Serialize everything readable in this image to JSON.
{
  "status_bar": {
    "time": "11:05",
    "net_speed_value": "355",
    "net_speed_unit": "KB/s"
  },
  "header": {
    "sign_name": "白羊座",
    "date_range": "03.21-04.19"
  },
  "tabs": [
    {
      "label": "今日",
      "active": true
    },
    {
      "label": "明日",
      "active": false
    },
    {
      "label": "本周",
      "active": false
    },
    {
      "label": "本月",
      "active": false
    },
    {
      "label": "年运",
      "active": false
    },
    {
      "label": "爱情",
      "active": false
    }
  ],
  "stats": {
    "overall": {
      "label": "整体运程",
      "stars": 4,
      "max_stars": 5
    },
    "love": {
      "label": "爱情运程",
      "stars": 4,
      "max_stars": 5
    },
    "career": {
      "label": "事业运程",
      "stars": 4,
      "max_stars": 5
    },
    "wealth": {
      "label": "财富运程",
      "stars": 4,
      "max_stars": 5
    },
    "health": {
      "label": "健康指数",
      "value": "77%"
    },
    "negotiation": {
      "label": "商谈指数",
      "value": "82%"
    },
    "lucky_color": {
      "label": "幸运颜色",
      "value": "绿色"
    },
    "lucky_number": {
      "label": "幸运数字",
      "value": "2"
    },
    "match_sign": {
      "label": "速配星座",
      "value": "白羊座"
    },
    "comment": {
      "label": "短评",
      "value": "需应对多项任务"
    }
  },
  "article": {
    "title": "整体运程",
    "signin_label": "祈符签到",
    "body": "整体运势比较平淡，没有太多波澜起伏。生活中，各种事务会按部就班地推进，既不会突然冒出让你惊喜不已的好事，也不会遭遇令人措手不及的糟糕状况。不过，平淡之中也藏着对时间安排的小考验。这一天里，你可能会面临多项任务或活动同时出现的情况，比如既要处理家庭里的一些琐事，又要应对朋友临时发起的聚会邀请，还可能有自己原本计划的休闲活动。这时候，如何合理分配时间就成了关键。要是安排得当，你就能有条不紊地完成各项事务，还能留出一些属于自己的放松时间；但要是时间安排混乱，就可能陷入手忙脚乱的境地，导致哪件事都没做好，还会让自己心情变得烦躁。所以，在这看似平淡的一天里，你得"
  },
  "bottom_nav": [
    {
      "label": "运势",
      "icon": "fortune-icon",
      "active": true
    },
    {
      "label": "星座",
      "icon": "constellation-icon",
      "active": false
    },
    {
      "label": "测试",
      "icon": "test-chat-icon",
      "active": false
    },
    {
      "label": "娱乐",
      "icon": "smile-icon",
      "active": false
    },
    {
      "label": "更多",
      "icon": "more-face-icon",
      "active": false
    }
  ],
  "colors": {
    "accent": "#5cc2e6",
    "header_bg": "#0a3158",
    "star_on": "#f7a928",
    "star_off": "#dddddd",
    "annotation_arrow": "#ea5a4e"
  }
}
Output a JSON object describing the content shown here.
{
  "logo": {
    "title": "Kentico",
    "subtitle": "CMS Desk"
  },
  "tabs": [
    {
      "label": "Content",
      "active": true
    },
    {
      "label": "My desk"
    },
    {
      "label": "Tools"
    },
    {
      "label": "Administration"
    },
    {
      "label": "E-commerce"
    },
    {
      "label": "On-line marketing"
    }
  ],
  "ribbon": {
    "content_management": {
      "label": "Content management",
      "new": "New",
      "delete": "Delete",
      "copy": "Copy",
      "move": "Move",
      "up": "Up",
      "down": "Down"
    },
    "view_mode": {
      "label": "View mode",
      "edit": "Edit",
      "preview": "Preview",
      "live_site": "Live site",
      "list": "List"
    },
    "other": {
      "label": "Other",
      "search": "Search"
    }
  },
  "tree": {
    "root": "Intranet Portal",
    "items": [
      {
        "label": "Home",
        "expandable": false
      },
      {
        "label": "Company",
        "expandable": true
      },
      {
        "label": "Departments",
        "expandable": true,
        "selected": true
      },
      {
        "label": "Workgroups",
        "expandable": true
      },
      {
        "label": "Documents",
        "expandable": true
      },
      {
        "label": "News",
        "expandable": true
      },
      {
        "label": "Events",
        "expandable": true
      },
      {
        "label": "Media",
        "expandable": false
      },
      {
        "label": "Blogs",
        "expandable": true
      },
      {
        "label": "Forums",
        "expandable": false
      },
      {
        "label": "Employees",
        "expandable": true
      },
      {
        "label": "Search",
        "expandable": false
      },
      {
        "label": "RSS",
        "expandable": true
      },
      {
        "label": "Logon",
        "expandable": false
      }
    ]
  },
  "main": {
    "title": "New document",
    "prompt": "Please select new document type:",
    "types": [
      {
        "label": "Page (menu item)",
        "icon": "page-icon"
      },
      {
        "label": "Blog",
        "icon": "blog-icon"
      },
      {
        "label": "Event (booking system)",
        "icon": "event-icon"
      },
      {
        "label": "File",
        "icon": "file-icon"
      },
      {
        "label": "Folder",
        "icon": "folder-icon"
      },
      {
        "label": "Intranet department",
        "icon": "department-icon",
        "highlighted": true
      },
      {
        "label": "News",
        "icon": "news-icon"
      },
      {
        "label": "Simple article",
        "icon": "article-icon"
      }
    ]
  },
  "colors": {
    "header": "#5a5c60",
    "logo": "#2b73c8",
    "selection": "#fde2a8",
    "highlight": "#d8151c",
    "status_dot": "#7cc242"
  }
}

▸ TASK REQUIREMENTS
Repeat all entries. Match them exactly.

▸ REPLY
Serialize everything readable in this image to JSON.
{
  "status_bar": {
    "time": "11:05",
    "net_speed_value": "355",
    "net_speed_unit": "KB/s"
  },
  "header": {
    "sign_name": "白羊座",
    "date_range": "03.21-04.19"
  },
  "tabs": [
    {
      "label": "今日",
      "active": true
    },
    {
      "label": "明日",
      "active": false
    },
    {
      "label": "本周",
      "active": false
    },
    {
      "label": "本月",
      "active": false
    },
    {
      "label": "年运",
      "active": false
    },
    {
      "label": "爱情",
      "active": false
    }
  ],
  "stats": {
    "overall": {
      "label": "整体运程",
      "stars": 4,
      "max_stars": 5
    },
    "love": {
      "label": "爱情运程",
      "stars": 4,
      "max_stars": 5
    },
    "career": {
      "label": "事业运程",
      "stars": 4,
      "max_stars": 5
    },
    "wealth": {
      "label": "财富运程",
      "stars": 4,
      "max_stars": 5
    },
    "health": {
      "label": "健康指数",
      "value": "77%"
    },
    "negotiation": {
      "label": "商谈指数",
      "value": "82%"
    },
    "lucky_color": {
      "label": "幸运颜色",
      "value": "绿色"
    },
    "lucky_number": {
      "label": "幸运数字",
      "value": "2"
    },
    "match_sign": {
      "label": "速配星座",
      "value": "白羊座"
    },
    "comment": {
      "label": "短评",
      "value": "需应对多项任务"
    }
  },
  "article": {
    "title": "整体运程",
    "signin_label": "祈符签到",
    "body": "整体运势比较平淡，没有太多波澜起伏。生活中，各种事务会按部就班地推进，既不会突然冒出让你惊喜不已的好事，也不会遭遇令人措手不及的糟糕状况。不过，平淡之中也藏着对时间安排的小考验。这一天里，你可能会面临多项任务或活动同时出现的情况，比如既要处理家庭里的一些琐事，又要应对朋友临时发起的聚会邀请，还可能有自己原本计划的休闲活动。这时候，如何合理分配时间就成了关键。要是安排得当，你就能有条不紊地完成各项事务，还能留出一些属于自己的放松时间；但要是时间安排混乱，就可能陷入手忙脚乱的境地，导致哪件事都没做好，还会让自己心情变得烦躁。所以，在这看似平淡的一天里，你得"
  },
  "bottom_nav": [
    {
      "label": "运势",
      "icon": "fortune-icon",
      "active": true
    },
    {
      "label": "星座",
      "icon": "constellation-icon",
      "active": false
    },
    {
      "label": "测试",
      "icon": "test-chat-icon",
      "active": false
    },
    {
      "label": "娱乐",
      "icon": "smile-icon",
      "active": false
    },
    {
      "label": "更多",
      "icon": "more-face-icon",
      "active": false
    }
  ],
  "colors": {
    "accent": "#5cc2e6",
    "header_bg": "#0a3158",
    "star_on": "#f7a928",
    "star_off": "#dddddd",
    "annotation_arrow": "#ea5a4e"
  }
}
Output a JSON object describing the content shown here.
{
  "logo": {
    "title": "Kentico",
    "subtitle": "CMS Desk"
  },
  "tabs": [
    {
      "label": "Content",
      "active": true
    },
    {
      "label": "My desk"
    },
    {
      "label": "Tools"
    },
    {
      "label": "Administration"
    },
    {
      "label": "E-commerce"
    },
    {
      "label": "On-line marketing"
    }
  ],
  "ribbon": {
    "content_management": {
      "label": "Content management",
      "new": "New",
      "delete": "Delete",
      "copy": "Copy",
      "move": "Move",
      "up": "Up",
      "down": "Down"
    },
    "view_mode": {
      "label": "View mode",
      "edit": "Edit",
      "preview": "Preview",
      "live_site": "Live site",
      "list": "List"
    },
    "other": {
      "label": "Other",
      "search": "Search"
    }
  },
  "tree": {
    "root": "Intranet Portal",
    "items": [
      {
        "label": "Home",
        "expandable": false
      },
      {
        "label": "Company",
        "expandable": true
      },
      {
        "label": "Departments",
        "expandable": true,
        "selected": true
      },
      {
        "label": "Workgroups",
        "expandable": true
      },
      {
        "label": "Documents",
        "expandable": true
      },
      {
        "label": "News",
        "expandable": true
      },
      {
        "label": "Events",
        "expandable": true
      },
      {
        "label": "Media",
        "expandable": false
      },
      {
        "label": "Blogs",
        "expandable": true
      },
      {
        "label": "Forums",
        "expandable": false
      },
      {
        "label": "Employees",
        "expandable": true
      },
      {
        "label": "Search",
        "expandable": false
      },
      {
        "label": "RSS",
        "expandable": true
      },
      {
        "label": "Logon",
        "expandable": false
      }
    ]
  },
  "main": {
    "title": "New document",
    "prompt": "Please select new document type:",
    "types": [
      {
        "label": "Page (menu item)",
        "icon": "page-icon"
      },
      {
        "label": "Blog",
        "icon": "blog-icon"
      },
      {
        "label": "Event (booking system)",
        "icon": "event-icon"
      },
      {
        "label": "File",
        "icon": "file-icon"
      },
      {
        "label": "Folder",
        "icon": "folder-icon"
      },
      {
        "label": "Intranet department",
        "icon": "department-icon",
        "highlighted": true
      },
      {
        "label": "News",
        "icon": "news-icon"
      },
      {
        "label": "Simple article",
        "icon": "article-icon"
      }
    ]
  },
  "colors": {
    "header": "#5a5c60",
    "logo": "#2b73c8",
    "selection": "#fde2a8",
    "highlight": "#d8151c",
    "status_dot": "#7cc242"
  }
}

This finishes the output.